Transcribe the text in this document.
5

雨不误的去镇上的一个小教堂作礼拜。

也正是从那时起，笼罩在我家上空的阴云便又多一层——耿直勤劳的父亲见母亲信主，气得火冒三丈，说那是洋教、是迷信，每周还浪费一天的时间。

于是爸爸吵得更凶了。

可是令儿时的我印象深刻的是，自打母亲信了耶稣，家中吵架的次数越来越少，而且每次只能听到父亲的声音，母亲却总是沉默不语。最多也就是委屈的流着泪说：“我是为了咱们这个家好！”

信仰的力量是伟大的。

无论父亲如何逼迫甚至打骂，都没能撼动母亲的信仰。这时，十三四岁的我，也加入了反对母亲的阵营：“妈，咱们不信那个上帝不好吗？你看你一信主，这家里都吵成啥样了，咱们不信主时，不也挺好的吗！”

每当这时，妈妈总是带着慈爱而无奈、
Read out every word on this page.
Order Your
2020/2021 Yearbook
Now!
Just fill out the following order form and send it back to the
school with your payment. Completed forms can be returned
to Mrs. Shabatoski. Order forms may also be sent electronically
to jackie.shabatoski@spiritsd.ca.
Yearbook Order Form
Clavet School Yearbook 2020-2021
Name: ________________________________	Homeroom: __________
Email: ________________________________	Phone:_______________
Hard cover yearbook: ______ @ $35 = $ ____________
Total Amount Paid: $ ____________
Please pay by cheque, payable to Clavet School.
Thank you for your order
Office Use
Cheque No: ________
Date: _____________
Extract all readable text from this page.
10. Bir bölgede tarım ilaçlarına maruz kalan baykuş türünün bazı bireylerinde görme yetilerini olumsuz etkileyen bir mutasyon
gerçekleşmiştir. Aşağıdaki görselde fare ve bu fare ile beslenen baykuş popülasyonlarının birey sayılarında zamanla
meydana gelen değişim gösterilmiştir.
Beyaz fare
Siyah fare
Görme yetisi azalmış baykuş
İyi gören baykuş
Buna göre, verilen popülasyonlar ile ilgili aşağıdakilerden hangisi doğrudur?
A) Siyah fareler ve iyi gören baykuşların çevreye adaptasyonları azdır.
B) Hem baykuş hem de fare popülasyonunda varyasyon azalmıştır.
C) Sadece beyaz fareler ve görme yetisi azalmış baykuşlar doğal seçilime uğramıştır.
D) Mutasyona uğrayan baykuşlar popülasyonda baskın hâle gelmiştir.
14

**DIRECTIONS FOR THIS TASK**
List all lines holding the string "yetisi".

**CORRECT RESULT**
Görme yetisi azalmış baykuş
C) Sadece beyaz fareler ve görme yetisi azalmış baykuşlar doğal seçilime uğramıştır.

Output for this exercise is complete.